■ Task to complete
Output nothing but the number of lines that include the word "correlation".

>>>

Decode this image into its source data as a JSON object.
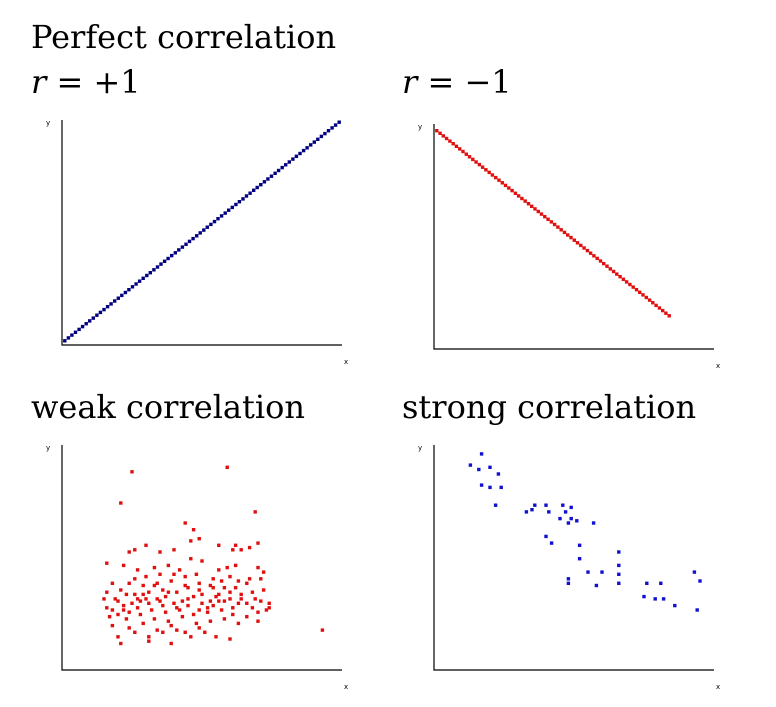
{
  "headings": {
    "top_title": "Perfect correlation",
    "eq_pos": {
      "var": "r",
      "op": "=",
      "val": "+1"
    },
    "eq_neg": {
      "var": "r",
      "op": "=",
      "val": "−1"
    },
    "weak": "weak correlation",
    "strong": "strong correlation"
  },
  "chart_data": [
    {
      "type": "scatter",
      "id": "positive",
      "xlabel": "x",
      "ylabel": "y",
      "xlim": [
        0,
        100
      ],
      "ylim": [
        0,
        100
      ],
      "color": "#000080",
      "generator": {
        "kind": "line",
        "slope": 1,
        "intercept": 0,
        "n": 78,
        "x_start": 1,
        "x_end": 99
      }
    },
    {
      "type": "scatter",
      "id": "negative",
      "xlabel": "x",
      "ylabel": "y",
      "xlim": [
        0,
        100
      ],
      "ylim": [
        0,
        100
      ],
      "color": "#e01010",
      "generator": {
        "kind": "line",
        "slope": -1,
        "intercept": 98,
        "n": 72,
        "x_start": 1,
        "x_end": 84
      }
    },
    {
      "type": "scatter",
      "id": "weak",
      "xlabel": "x",
      "ylabel": "y",
      "xlim": [
        0,
        100
      ],
      "ylim": [
        0,
        100
      ],
      "color": "#e01010",
      "points": [
        [
          25,
          88
        ],
        [
          59,
          90
        ],
        [
          21,
          74
        ],
        [
          44,
          65
        ],
        [
          47,
          62
        ],
        [
          46,
          57
        ],
        [
          49,
          58
        ],
        [
          56,
          55
        ],
        [
          69,
          70
        ],
        [
          26,
          53
        ],
        [
          24,
          52
        ],
        [
          30,
          55
        ],
        [
          35,
          52
        ],
        [
          40,
          53
        ],
        [
          46,
          49
        ],
        [
          50,
          48
        ],
        [
          56,
          44
        ],
        [
          62,
          55
        ],
        [
          61,
          53
        ],
        [
          64,
          53
        ],
        [
          67,
          54
        ],
        [
          70,
          56
        ],
        [
          62,
          46
        ],
        [
          59,
          45
        ],
        [
          70,
          45
        ],
        [
          72,
          43
        ],
        [
          16,
          47
        ],
        [
          22,
          46
        ],
        [
          27,
          44
        ],
        [
          33,
          45
        ],
        [
          38,
          46
        ],
        [
          42,
          44
        ],
        [
          48,
          42
        ],
        [
          54,
          40
        ],
        [
          60,
          41
        ],
        [
          66,
          38
        ],
        [
          71,
          40
        ],
        [
          18,
          38
        ],
        [
          24,
          38
        ],
        [
          29,
          37
        ],
        [
          34,
          38
        ],
        [
          39,
          39
        ],
        [
          44,
          41
        ],
        [
          49,
          38
        ],
        [
          53,
          37
        ],
        [
          57,
          39
        ],
        [
          62,
          36
        ],
        [
          68,
          34
        ],
        [
          72,
          35
        ],
        [
          16,
          34
        ],
        [
          21,
          35
        ],
        [
          26,
          33
        ],
        [
          31,
          34
        ],
        [
          36,
          35
        ],
        [
          41,
          34
        ],
        [
          45,
          36
        ],
        [
          50,
          33
        ],
        [
          55,
          32
        ],
        [
          60,
          34
        ],
        [
          64,
          33
        ],
        [
          69,
          31
        ],
        [
          15,
          31
        ],
        [
          20,
          30
        ],
        [
          25,
          29
        ],
        [
          30,
          31
        ],
        [
          35,
          30
        ],
        [
          40,
          29
        ],
        [
          45,
          31
        ],
        [
          50,
          29
        ],
        [
          54,
          28
        ],
        [
          58,
          30
        ],
        [
          63,
          29
        ],
        [
          68,
          27
        ],
        [
          73,
          26
        ],
        [
          16,
          27
        ],
        [
          22,
          26
        ],
        [
          27,
          27
        ],
        [
          32,
          26
        ],
        [
          37,
          25
        ],
        [
          42,
          26
        ],
        [
          47,
          24
        ],
        [
          52,
          25
        ],
        [
          57,
          26
        ],
        [
          61,
          24
        ],
        [
          66,
          23
        ],
        [
          70,
          21
        ],
        [
          17,
          23
        ],
        [
          23,
          22
        ],
        [
          28,
          24
        ],
        [
          33,
          22
        ],
        [
          38,
          21
        ],
        [
          43,
          23
        ],
        [
          48,
          20
        ],
        [
          53,
          21
        ],
        [
          58,
          22
        ],
        [
          63,
          20
        ],
        [
          18,
          19
        ],
        [
          24,
          18
        ],
        [
          29,
          20
        ],
        [
          34,
          17
        ],
        [
          39,
          19
        ],
        [
          44,
          16
        ],
        [
          49,
          18
        ],
        [
          20,
          14
        ],
        [
          26,
          16
        ],
        [
          31,
          14
        ],
        [
          36,
          16
        ],
        [
          41,
          17
        ],
        [
          46,
          14
        ],
        [
          51,
          16
        ],
        [
          55,
          14
        ],
        [
          60,
          13
        ],
        [
          21,
          11
        ],
        [
          31,
          12
        ],
        [
          39,
          11
        ],
        [
          19,
          31
        ],
        [
          23,
          33
        ],
        [
          28,
          30
        ],
        [
          33,
          37
        ],
        [
          37,
          32
        ],
        [
          43,
          30
        ],
        [
          47,
          32
        ],
        [
          52,
          27
        ],
        [
          56,
          30
        ],
        [
          61,
          27
        ],
        [
          66,
          29
        ],
        [
          71,
          30
        ],
        [
          74,
          27
        ],
        [
          26,
          40
        ],
        [
          30,
          41
        ],
        [
          35,
          42
        ],
        [
          40,
          42
        ],
        [
          44,
          37
        ],
        [
          49,
          35
        ],
        [
          54,
          36
        ],
        [
          58,
          36
        ],
        [
          63,
          39
        ],
        [
          67,
          40
        ],
        [
          41,
          27
        ],
        [
          36,
          28
        ],
        [
          31,
          29
        ],
        [
          27,
          31
        ],
        [
          22,
          28
        ],
        [
          18,
          26
        ],
        [
          45,
          28
        ],
        [
          49,
          26
        ],
        [
          53,
          30
        ],
        [
          38,
          34
        ],
        [
          34,
          31
        ],
        [
          29,
          33
        ],
        [
          24,
          25
        ],
        [
          20,
          24
        ],
        [
          56,
          33
        ],
        [
          60,
          31
        ],
        [
          64,
          31
        ],
        [
          93,
          17
        ],
        [
          70,
          25
        ],
        [
          74,
          29
        ]
      ]
    },
    {
      "type": "scatter",
      "id": "strong",
      "xlabel": "x",
      "ylabel": "y",
      "xlim": [
        0,
        100
      ],
      "ylim": [
        0,
        100
      ],
      "color": "#1010d0",
      "points": [
        [
          17,
          96
        ],
        [
          13,
          91
        ],
        [
          16,
          89
        ],
        [
          20,
          90
        ],
        [
          23,
          87
        ],
        [
          17,
          82
        ],
        [
          20,
          81
        ],
        [
          24,
          81
        ],
        [
          22,
          73
        ],
        [
          33,
          70
        ],
        [
          36,
          73
        ],
        [
          35,
          71
        ],
        [
          40,
          73
        ],
        [
          41,
          70
        ],
        [
          46,
          73
        ],
        [
          47,
          70
        ],
        [
          49,
          72
        ],
        [
          45,
          67
        ],
        [
          49,
          67
        ],
        [
          48,
          65
        ],
        [
          51,
          66
        ],
        [
          57,
          65
        ],
        [
          40,
          59
        ],
        [
          42,
          56
        ],
        [
          52,
          55
        ],
        [
          66,
          52
        ],
        [
          52,
          49
        ],
        [
          55,
          43
        ],
        [
          60,
          43
        ],
        [
          66,
          46
        ],
        [
          66,
          42
        ],
        [
          48,
          40
        ],
        [
          48,
          38
        ],
        [
          58,
          37
        ],
        [
          66,
          38
        ],
        [
          76,
          38
        ],
        [
          81,
          38
        ],
        [
          93,
          43
        ],
        [
          95,
          39
        ],
        [
          75,
          32
        ],
        [
          79,
          31
        ],
        [
          82,
          31
        ],
        [
          86,
          28
        ],
        [
          94,
          26
        ]
      ]
    }
  ]
}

<<<

■ Solution
3